Source material
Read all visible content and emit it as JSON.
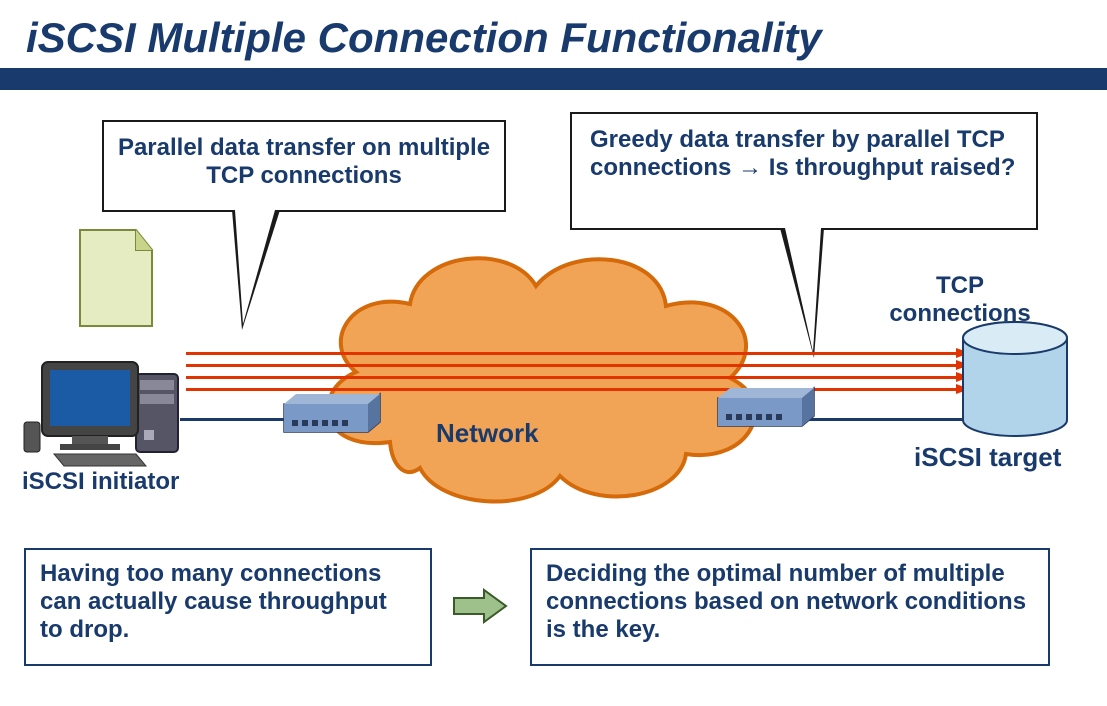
{
  "title": "iSCSI Multiple Connection Functionality",
  "callout_left": "Parallel data transfer on multiple TCP connections",
  "callout_right": "Greedy data transfer by parallel TCP connections → Is throughput raised?",
  "initiator_label": "iSCSI initiator",
  "network_label": "Network",
  "tcp_label": "TCP connections",
  "target_label": "iSCSI target",
  "bottom_left": "Having too many connections can actually cause throughput to drop.",
  "bottom_right": "Deciding the optimal number of multiple connections based on network conditions is the key.",
  "colors": {
    "title": "#193a6d",
    "cloud_fill": "#f1a455",
    "cloud_stroke": "#d46a09",
    "tcp_line": "#e23400",
    "note_fill": "#e5ecc1",
    "cylinder_fill": "#b1d4ea",
    "arrow_fill": "#9ec08a"
  },
  "tcp_connection_count": 4
}
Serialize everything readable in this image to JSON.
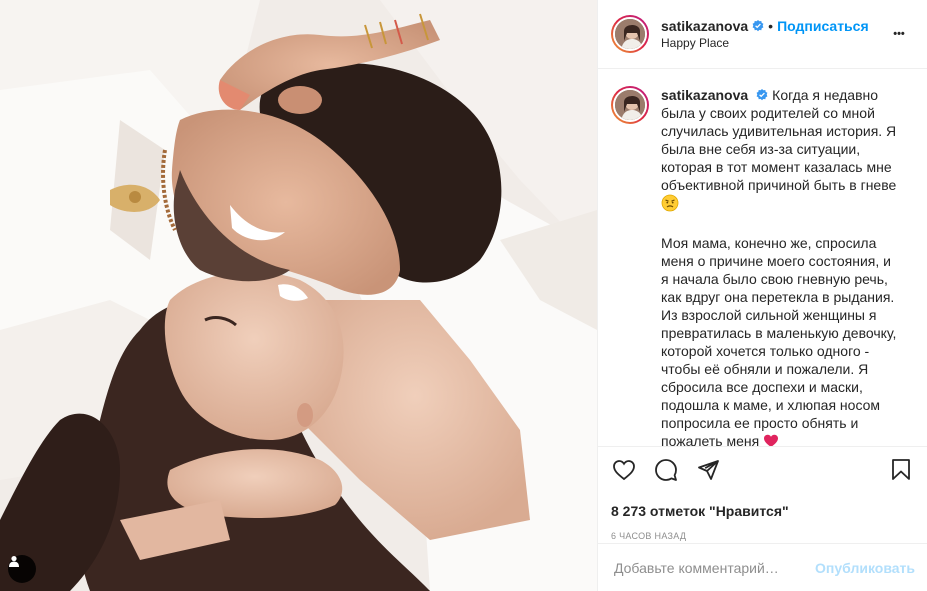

Directions for this task
Note how many lines of the material contain the string "data". Then report that number by itself.

Answer in full
2